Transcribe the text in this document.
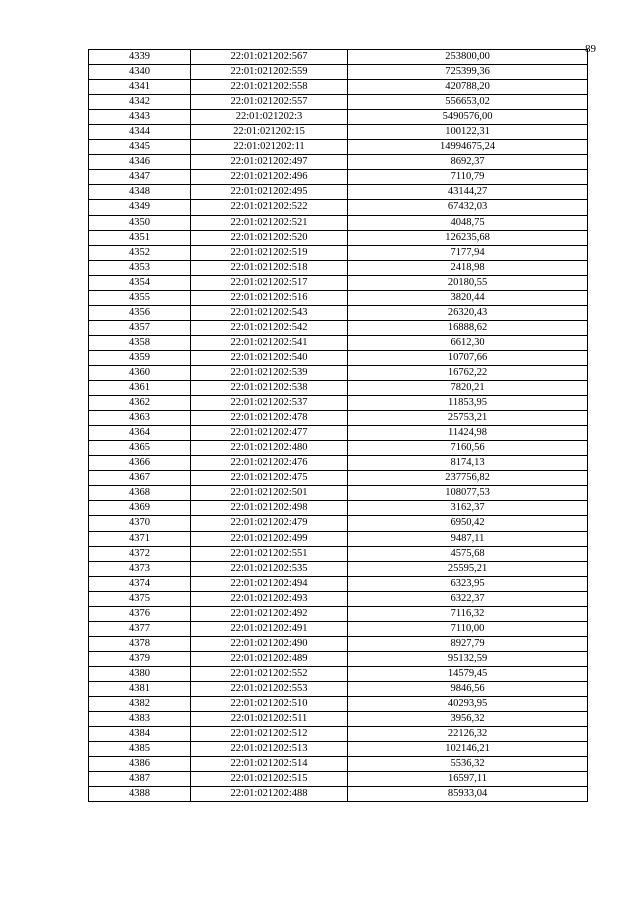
89
4339	22:01:021202:567	253800,00
4340	22:01:021202:559	725399,36
4341	22:01:021202:558	420788,20
4342	22:01:021202:557	556653,02
4343	22:01:021202:3	5490576,00
4344	22:01:021202:15	100122,31
4345	22:01:021202:11	14994675,24
4346	22:01:021202:497	8692,37
4347	22:01:021202:496	7110,79
4348	22:01:021202:495	43144,27
4349	22:01:021202:522	67432,03
4350	22:01:021202:521	4048,75
4351	22:01:021202:520	126235,68
4352	22:01:021202:519	7177,94
4353	22:01:021202:518	2418,98
4354	22:01:021202:517	20180,55
4355	22:01:021202:516	3820,44
4356	22:01:021202:543	26320,43
4357	22:01:021202:542	16888,62
4358	22:01:021202:541	6612,30
4359	22:01:021202:540	10707,66
4360	22:01:021202:539	16762,22
4361	22:01:021202:538	7820,21
4362	22:01:021202:537	11853,95
4363	22:01:021202:478	25753,21
4364	22:01:021202:477	11424,98
4365	22:01:021202:480	7160,56
4366	22:01:021202:476	8174,13
4367	22:01:021202:475	237756,82
4368	22:01:021202:501	108077,53
4369	22:01:021202:498	3162,37
4370	22:01:021202:479	6950,42
4371	22:01:021202:499	9487,11
4372	22:01:021202:551	4575,68
4373	22:01:021202:535	25595,21
4374	22:01:021202:494	6323,95
4375	22:01:021202:493	6322,37
4376	22:01:021202:492	7116,32
4377	22:01:021202:491	7110,00
4378	22:01:021202:490	8927,79
4379	22:01:021202:489	95132,59
4380	22:01:021202:552	14579,45
4381	22:01:021202:553	9846,56
4382	22:01:021202:510	40293,95
4383	22:01:021202:511	3956,32
4384	22:01:021202:512	22126,32
4385	22:01:021202:513	102146,21
4386	22:01:021202:514	5536,32
4387	22:01:021202:515	16597,11
4388	22:01:021202:488	85933,04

- [Exercise goal]:
Set the entries down again exactly. Do not include the images.

- [Exercise result]:
Transcribe the text in this document.
89
4339	22:01:021202:567	253800,00
4340	22:01:021202:559	725399,36
4341	22:01:021202:558	420788,20
4342	22:01:021202:557	556653,02
4343	22:01:021202:3	5490576,00
4344	22:01:021202:15	100122,31
4345	22:01:021202:11	14994675,24
4346	22:01:021202:497	8692,37
4347	22:01:021202:496	7110,79
4348	22:01:021202:495	43144,27
4349	22:01:021202:522	67432,03
4350	22:01:021202:521	4048,75
4351	22:01:021202:520	126235,68
4352	22:01:021202:519	7177,94
4353	22:01:021202:518	2418,98
4354	22:01:021202:517	20180,55
4355	22:01:021202:516	3820,44
4356	22:01:021202:543	26320,43
4357	22:01:021202:542	16888,62
4358	22:01:021202:541	6612,30
4359	22:01:021202:540	10707,66
4360	22:01:021202:539	16762,22
4361	22:01:021202:538	7820,21
4362	22:01:021202:537	11853,95
4363	22:01:021202:478	25753,21
4364	22:01:021202:477	11424,98
4365	22:01:021202:480	7160,56
4366	22:01:021202:476	8174,13
4367	22:01:021202:475	237756,82
4368	22:01:021202:501	108077,53
4369	22:01:021202:498	3162,37
4370	22:01:021202:479	6950,42
4371	22:01:021202:499	9487,11
4372	22:01:021202:551	4575,68
4373	22:01:021202:535	25595,21
4374	22:01:021202:494	6323,95
4375	22:01:021202:493	6322,37
4376	22:01:021202:492	7116,32
4377	22:01:021202:491	7110,00
4378	22:01:021202:490	8927,79
4379	22:01:021202:489	95132,59
4380	22:01:021202:552	14579,45
4381	22:01:021202:553	9846,56
4382	22:01:021202:510	40293,95
4383	22:01:021202:511	3956,32
4384	22:01:021202:512	22126,32
4385	22:01:021202:513	102146,21
4386	22:01:021202:514	5536,32
4387	22:01:021202:515	16597,11
4388	22:01:021202:488	85933,04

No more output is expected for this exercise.